Work to do:
Tally all lines containing the word "name". Give the number alone.

________________

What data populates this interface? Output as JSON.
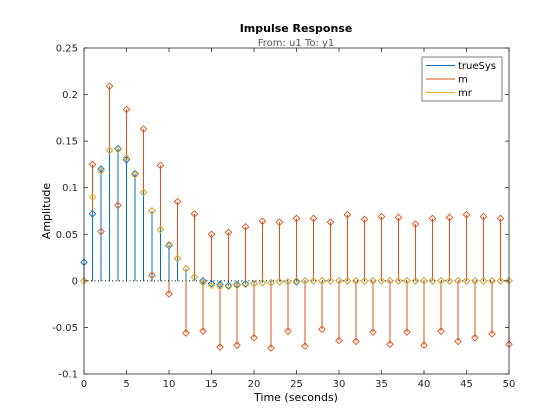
{
  "chart_data": {
    "type": "stem",
    "title": "Impulse Response",
    "subtitle": "From: u1  To: y1",
    "xlabel": "Time (seconds)",
    "ylabel": "Amplitude",
    "xlim": [
      0,
      50
    ],
    "ylim": [
      -0.1,
      0.25
    ],
    "xticks": [
      0,
      5,
      10,
      15,
      20,
      25,
      30,
      35,
      40,
      45,
      50
    ],
    "yticks": [
      -0.1,
      -0.05,
      0,
      0.05,
      0.1,
      0.15,
      0.2,
      0.25
    ],
    "ytick_labels": [
      "-0.1",
      "-0.05",
      "0",
      "0.05",
      "0.1",
      "0.15",
      "0.2",
      "0.25"
    ],
    "legend_position": "top-right",
    "grid": false,
    "series": [
      {
        "name": "trueSys",
        "color": "#0072BD",
        "x": [
          0,
          1,
          2,
          3,
          4,
          5,
          6,
          7,
          8,
          9,
          10,
          11,
          12,
          13,
          14,
          15,
          16,
          17,
          18,
          19,
          20,
          21,
          22,
          23,
          24,
          25,
          26,
          27,
          28,
          29,
          30,
          31,
          32,
          33,
          34,
          35,
          36,
          37,
          38,
          39,
          40,
          41,
          42,
          43,
          44,
          45,
          46,
          47,
          48,
          49,
          50
        ],
        "values": [
          0.02,
          0.072,
          0.12,
          0.14,
          0.142,
          0.13,
          0.115,
          0.095,
          0.075,
          0.055,
          0.038,
          0.024,
          0.013,
          0.004,
          0.0,
          -0.003,
          -0.004,
          -0.005,
          -0.004,
          -0.003,
          -0.003,
          -0.002,
          -0.002,
          -0.001,
          -0.001,
          -0.001,
          0.0,
          0.0,
          0.0,
          0.0,
          0.0,
          0.0,
          0.0,
          0.0,
          0.0,
          0.0,
          0.0,
          0.0,
          0.0,
          0.0,
          0.0,
          0.0,
          0.0,
          0.0,
          0.0,
          0.0,
          0.0,
          0.0,
          0.0,
          0.0,
          0.0
        ]
      },
      {
        "name": "m",
        "color": "#D95319",
        "x": [
          0,
          1,
          2,
          3,
          4,
          5,
          6,
          7,
          8,
          9,
          10,
          11,
          12,
          13,
          14,
          15,
          16,
          17,
          18,
          19,
          20,
          21,
          22,
          23,
          24,
          25,
          26,
          27,
          28,
          29,
          30,
          31,
          32,
          33,
          34,
          35,
          36,
          37,
          38,
          39,
          40,
          41,
          42,
          43,
          44,
          45,
          46,
          47,
          48,
          49,
          50
        ],
        "values": [
          0.0,
          0.125,
          0.053,
          0.209,
          0.081,
          0.184,
          0.114,
          0.163,
          0.006,
          0.124,
          -0.014,
          0.085,
          -0.056,
          0.072,
          -0.054,
          0.05,
          -0.071,
          0.052,
          -0.069,
          0.058,
          -0.061,
          0.064,
          -0.072,
          0.063,
          -0.054,
          0.067,
          -0.07,
          0.067,
          -0.052,
          0.063,
          -0.064,
          0.071,
          -0.065,
          0.066,
          -0.055,
          0.069,
          -0.068,
          0.068,
          -0.055,
          0.061,
          -0.069,
          0.067,
          -0.054,
          0.068,
          -0.065,
          0.071,
          -0.061,
          0.069,
          -0.057,
          0.067,
          -0.068
        ]
      },
      {
        "name": "mr",
        "color": "#EDB120",
        "x": [
          0,
          1,
          2,
          3,
          4,
          5,
          6,
          7,
          8,
          9,
          10,
          11,
          12,
          13,
          14,
          15,
          16,
          17,
          18,
          19,
          20,
          21,
          22,
          23,
          24,
          25,
          26,
          27,
          28,
          29,
          30,
          31,
          32,
          33,
          34,
          35,
          36,
          37,
          38,
          39,
          40,
          41,
          42,
          43,
          44,
          45,
          46,
          47,
          48,
          49,
          50
        ],
        "values": [
          0.0,
          0.09,
          0.118,
          0.14,
          0.141,
          0.132,
          0.114,
          0.095,
          0.075,
          0.055,
          0.039,
          0.024,
          0.013,
          0.004,
          -0.002,
          -0.005,
          -0.006,
          -0.006,
          -0.005,
          -0.004,
          -0.003,
          -0.002,
          -0.002,
          -0.001,
          -0.001,
          0.0,
          0.0,
          0.0,
          0.0,
          0.0,
          0.0,
          0.0,
          0.0,
          0.0,
          0.0,
          0.0,
          0.0,
          0.0,
          0.0,
          0.0,
          0.0,
          0.0,
          0.0,
          0.0,
          0.0,
          0.0,
          0.0,
          0.0,
          0.0,
          0.0,
          0.0
        ]
      }
    ]
  }
}
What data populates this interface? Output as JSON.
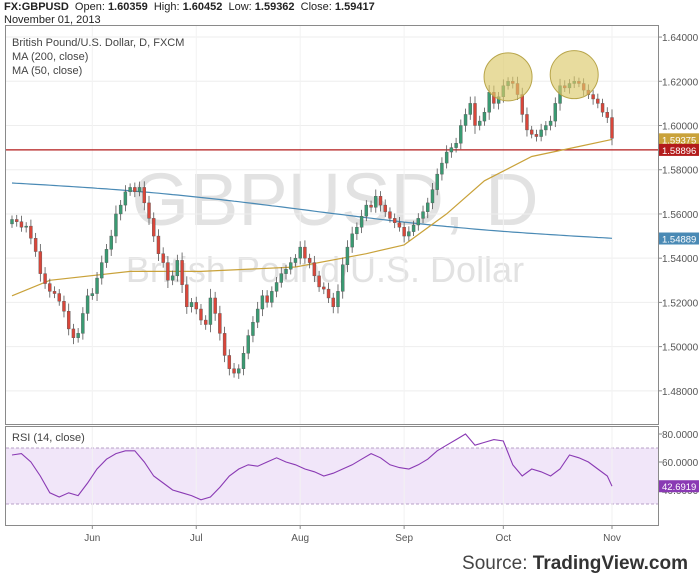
{
  "header": {
    "symbol": "FX:GBPUSD",
    "open_label": "Open:",
    "open": "1.60359",
    "high_label": "High:",
    "high": "1.60452",
    "low_label": "Low:",
    "low": "1.59362",
    "close_label": "Close:",
    "close": "1.59417",
    "date": "November 01, 2013"
  },
  "legend": {
    "title": "British Pound/U.S. Dollar, D, FXCM",
    "ma200": "MA (200, close)",
    "ma50": "MA (50, close)"
  },
  "watermark": {
    "symbol": "GBPUSD, D",
    "name": "British Pound/U.S. Dollar"
  },
  "source": {
    "prefix": "Source:",
    "brand": "TradingView.com"
  },
  "colors": {
    "up": "#3a9a72",
    "down": "#d9463a",
    "ma200": "#4a8ab5",
    "ma50": "#c9a23a",
    "rsi": "#8a3ab4",
    "rsi_band": "#f1e6f9",
    "support": "#b31b1b",
    "circle": "#dcc96a"
  },
  "chart_data": [
    {
      "type": "candlestick",
      "title": "British Pound/U.S. Dollar, D, FXCM",
      "ylim": [
        1.465,
        1.645
      ],
      "y_ticks": [
        "1.64000",
        "1.62000",
        "1.60000",
        "1.58000",
        "1.56000",
        "1.54000",
        "1.52000",
        "1.50000",
        "1.48000"
      ],
      "x_ticks": [
        "Jun",
        "Jul",
        "Aug",
        "Sep",
        "Oct",
        "Nov"
      ],
      "x_tick_index": [
        17,
        39,
        61,
        83,
        104,
        127
      ],
      "bar_count": 128,
      "closes": [
        1.5575,
        1.5565,
        1.554,
        1.5545,
        1.549,
        1.543,
        1.533,
        1.5285,
        1.525,
        1.524,
        1.5205,
        1.516,
        1.508,
        1.504,
        1.506,
        1.515,
        1.523,
        1.524,
        1.531,
        1.538,
        1.544,
        1.55,
        1.56,
        1.564,
        1.57,
        1.572,
        1.57,
        1.572,
        1.565,
        1.558,
        1.55,
        1.542,
        1.538,
        1.53,
        1.532,
        1.539,
        1.528,
        1.518,
        1.52,
        1.517,
        1.512,
        1.51,
        1.522,
        1.515,
        1.506,
        1.496,
        1.49,
        1.488,
        1.49,
        1.497,
        1.505,
        1.511,
        1.517,
        1.523,
        1.52,
        1.525,
        1.529,
        1.533,
        1.535,
        1.538,
        1.54,
        1.545,
        1.54,
        1.538,
        1.532,
        1.527,
        1.526,
        1.522,
        1.518,
        1.525,
        1.537,
        1.545,
        1.551,
        1.554,
        1.559,
        1.564,
        1.563,
        1.568,
        1.564,
        1.561,
        1.558,
        1.556,
        1.554,
        1.55,
        1.552,
        1.555,
        1.558,
        1.561,
        1.565,
        1.571,
        1.578,
        1.583,
        1.588,
        1.59,
        1.592,
        1.6,
        1.605,
        1.61,
        1.6,
        1.602,
        1.606,
        1.615,
        1.61,
        1.613,
        1.618,
        1.62,
        1.619,
        1.614,
        1.605,
        1.598,
        1.596,
        1.595,
        1.598,
        1.6,
        1.602,
        1.61,
        1.618,
        1.617,
        1.619,
        1.62,
        1.619,
        1.616,
        1.614,
        1.612,
        1.61,
        1.606,
        1.6036,
        1.5942
      ],
      "ma200": {
        "start": 1.574,
        "end": 1.5489
      },
      "ma50_points": [
        [
          0,
          1.523
        ],
        [
          8,
          1.53
        ],
        [
          25,
          1.534
        ],
        [
          40,
          1.534
        ],
        [
          60,
          1.536
        ],
        [
          75,
          1.542
        ],
        [
          83,
          1.546
        ],
        [
          92,
          1.56
        ],
        [
          100,
          1.575
        ],
        [
          110,
          1.586
        ],
        [
          120,
          1.5905
        ],
        [
          127,
          1.5937
        ]
      ],
      "price_labels": [
        "1.59375",
        "1.58896",
        "1.54889"
      ],
      "support_level": 1.58896,
      "highlights": [
        {
          "index": 105,
          "price": 1.622
        },
        {
          "index": 119,
          "price": 1.623
        }
      ]
    },
    {
      "type": "line",
      "title": "RSI (14, close)",
      "ylim": [
        15,
        85
      ],
      "y_ticks": [
        "80.0000",
        "60.0000",
        "40.0000"
      ],
      "band": [
        30,
        70
      ],
      "last_label": "42.6919",
      "points": [
        [
          0,
          65
        ],
        [
          2,
          66
        ],
        [
          4,
          60
        ],
        [
          6,
          50
        ],
        [
          8,
          38
        ],
        [
          10,
          35
        ],
        [
          12,
          38
        ],
        [
          14,
          36
        ],
        [
          16,
          45
        ],
        [
          18,
          55
        ],
        [
          20,
          62
        ],
        [
          22,
          66
        ],
        [
          24,
          68
        ],
        [
          26,
          68
        ],
        [
          28,
          60
        ],
        [
          30,
          50
        ],
        [
          32,
          45
        ],
        [
          34,
          40
        ],
        [
          36,
          38
        ],
        [
          38,
          36
        ],
        [
          40,
          33
        ],
        [
          42,
          35
        ],
        [
          44,
          42
        ],
        [
          46,
          50
        ],
        [
          48,
          55
        ],
        [
          50,
          58
        ],
        [
          52,
          57
        ],
        [
          54,
          60
        ],
        [
          56,
          63
        ],
        [
          58,
          60
        ],
        [
          60,
          58
        ],
        [
          62,
          55
        ],
        [
          64,
          53
        ],
        [
          66,
          50
        ],
        [
          68,
          52
        ],
        [
          70,
          55
        ],
        [
          72,
          58
        ],
        [
          74,
          62
        ],
        [
          76,
          66
        ],
        [
          78,
          63
        ],
        [
          80,
          58
        ],
        [
          82,
          56
        ],
        [
          84,
          55
        ],
        [
          86,
          58
        ],
        [
          88,
          62
        ],
        [
          90,
          68
        ],
        [
          92,
          72
        ],
        [
          94,
          76
        ],
        [
          96,
          80
        ],
        [
          98,
          72
        ],
        [
          100,
          74
        ],
        [
          102,
          76
        ],
        [
          104,
          75
        ],
        [
          106,
          58
        ],
        [
          108,
          50
        ],
        [
          110,
          55
        ],
        [
          112,
          53
        ],
        [
          114,
          50
        ],
        [
          116,
          55
        ],
        [
          118,
          65
        ],
        [
          120,
          63
        ],
        [
          122,
          60
        ],
        [
          124,
          55
        ],
        [
          126,
          50
        ],
        [
          127,
          42.69
        ]
      ]
    }
  ]
}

________________

Completed task:
4